[Data records]
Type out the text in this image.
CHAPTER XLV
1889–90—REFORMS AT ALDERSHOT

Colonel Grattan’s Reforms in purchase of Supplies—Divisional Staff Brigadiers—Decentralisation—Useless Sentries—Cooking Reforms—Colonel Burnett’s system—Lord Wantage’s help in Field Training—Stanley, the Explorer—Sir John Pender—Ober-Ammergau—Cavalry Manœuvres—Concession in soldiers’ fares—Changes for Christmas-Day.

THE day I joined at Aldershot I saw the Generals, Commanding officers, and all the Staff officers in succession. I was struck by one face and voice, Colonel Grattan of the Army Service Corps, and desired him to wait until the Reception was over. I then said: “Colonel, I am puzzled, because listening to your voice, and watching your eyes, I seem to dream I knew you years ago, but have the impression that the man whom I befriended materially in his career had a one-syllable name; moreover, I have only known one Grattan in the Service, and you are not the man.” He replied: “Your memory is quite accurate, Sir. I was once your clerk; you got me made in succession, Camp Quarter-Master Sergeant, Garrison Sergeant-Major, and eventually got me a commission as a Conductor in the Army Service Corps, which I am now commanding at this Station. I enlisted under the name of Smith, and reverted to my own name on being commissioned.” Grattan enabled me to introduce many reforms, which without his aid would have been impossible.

Instructions to follow> Transcribe each entry exactly.

Correct output>
Type out the text in this image.
CHAPTER XLV
1889–90—REFORMS AT ALDERSHOT

Colonel Grattan’s Reforms in purchase of Supplies—Divisional Staff Brigadiers—Decentralisation—Useless Sentries—Cooking Reforms—Colonel Burnett’s system—Lord Wantage’s help in Field Training—Stanley, the Explorer—Sir John Pender—Ober-Ammergau—Cavalry Manœuvres—Concession in soldiers’ fares—Changes for Christmas-Day.

THE day I joined at Aldershot I saw the Generals, Commanding officers, and all the Staff officers in succession. I was struck by one face and voice, Colonel Grattan of the Army Service Corps, and desired him to wait until the Reception was over. I then said: “Colonel, I am puzzled, because listening to your voice, and watching your eyes, I seem to dream I knew you years ago, but have the impression that the man whom I befriended materially in his career had a one-syllable name; moreover, I have only known one Grattan in the Service, and you are not the man.” He replied: “Your memory is quite accurate, Sir. I was once your clerk; you got me made in succession, Camp Quarter-Master Sergeant, Garrison Sergeant-Major, and eventually got me a commission as a Conductor in the Army Service Corps, which I am now commanding at this Station. I enlisted under the name of Smith, and reverted to my own name on being commissioned.” Grattan enabled me to introduce many reforms, which without his aid would have been impossible.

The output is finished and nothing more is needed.